**PROBLEM TO SOLVE**
Repeat each line word for word.

:::::

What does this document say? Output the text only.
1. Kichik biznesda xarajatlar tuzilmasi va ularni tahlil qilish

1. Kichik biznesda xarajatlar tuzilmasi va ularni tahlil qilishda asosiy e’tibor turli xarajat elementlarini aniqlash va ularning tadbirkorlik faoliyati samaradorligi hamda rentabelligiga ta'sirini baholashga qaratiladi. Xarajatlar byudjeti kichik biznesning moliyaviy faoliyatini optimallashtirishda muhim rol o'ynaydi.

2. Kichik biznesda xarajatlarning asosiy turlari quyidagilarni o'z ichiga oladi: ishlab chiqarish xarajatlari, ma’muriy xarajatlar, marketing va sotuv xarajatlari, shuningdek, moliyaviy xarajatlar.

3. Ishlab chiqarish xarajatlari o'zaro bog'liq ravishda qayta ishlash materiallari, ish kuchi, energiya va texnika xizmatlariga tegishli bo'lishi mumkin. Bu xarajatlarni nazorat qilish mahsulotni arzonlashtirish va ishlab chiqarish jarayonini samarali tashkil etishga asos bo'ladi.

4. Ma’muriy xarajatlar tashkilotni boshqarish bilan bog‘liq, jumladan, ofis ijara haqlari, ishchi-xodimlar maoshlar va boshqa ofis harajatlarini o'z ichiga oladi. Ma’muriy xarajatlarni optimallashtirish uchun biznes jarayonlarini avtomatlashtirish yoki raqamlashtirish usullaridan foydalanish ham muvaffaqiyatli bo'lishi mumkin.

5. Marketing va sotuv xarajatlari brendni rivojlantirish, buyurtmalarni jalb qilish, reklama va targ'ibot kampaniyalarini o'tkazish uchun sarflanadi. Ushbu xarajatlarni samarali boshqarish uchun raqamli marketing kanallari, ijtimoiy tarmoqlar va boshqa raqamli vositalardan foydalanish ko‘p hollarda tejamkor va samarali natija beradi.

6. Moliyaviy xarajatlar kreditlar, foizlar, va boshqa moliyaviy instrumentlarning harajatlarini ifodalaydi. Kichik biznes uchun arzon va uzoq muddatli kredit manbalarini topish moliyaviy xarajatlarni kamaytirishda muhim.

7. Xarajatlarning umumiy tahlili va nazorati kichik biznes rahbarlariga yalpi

:::::

**ANSWER TO THE EXERCISE**
What does this document say? Output the text only.
1. Kichik biznesda xarajatlar tuzilmasi va ularni tahlil qilish

1. Kichik biznesda xarajatlar tuzilmasi va ularni tahlil qilishda asosiy e’tibor turli xarajat elementlarini aniqlash va ularning tadbirkorlik faoliyati samaradorligi hamda rentabelligiga ta'sirini baholashga qaratiladi. Xarajatlar byudjeti kichik biznesning moliyaviy faoliyatini optimallashtirishda muhim rol o'ynaydi.

2. Kichik biznesda xarajatlarning asosiy turlari quyidagilarni o'z ichiga oladi: ishlab chiqarish xarajatlari, ma’muriy xarajatlar, marketing va sotuv xarajatlari, shuningdek, moliyaviy xarajatlar.

3. Ishlab chiqarish xarajatlari o'zaro bog'liq ravishda qayta ishlash materiallari, ish kuchi, energiya va texnika xizmatlariga tegishli bo'lishi mumkin. Bu xarajatlarni nazorat qilish mahsulotni arzonlashtirish va ishlab chiqarish jarayonini samarali tashkil etishga asos bo'ladi.

4. Ma’muriy xarajatlar tashkilotni boshqarish bilan bog‘liq, jumladan, ofis ijara haqlari, ishchi-xodimlar maoshlar va boshqa ofis harajatlarini o'z ichiga oladi. Ma’muriy xarajatlarni optimallashtirish uchun biznes jarayonlarini avtomatlashtirish yoki raqamlashtirish usullaridan foydalanish ham muvaffaqiyatli bo'lishi mumkin.

5. Marketing va sotuv xarajatlari brendni rivojlantirish, buyurtmalarni jalb qilish, reklama va targ'ibot kampaniyalarini o'tkazish uchun sarflanadi. Ushbu xarajatlarni samarali boshqarish uchun raqamli marketing kanallari, ijtimoiy tarmoqlar va boshqa raqamli vositalardan foydalanish ko‘p hollarda tejamkor va samarali natija beradi.

6. Moliyaviy xarajatlar kreditlar, foizlar, va boshqa moliyaviy instrumentlarning harajatlarini ifodalaydi. Kichik biznes uchun arzon va uzoq muddatli kredit manbalarini topish moliyaviy xarajatlarni kamaytirishda muhim.

7. Xarajatlarning umumiy tahlili va nazorati kichik biznes rahbarlariga yalpi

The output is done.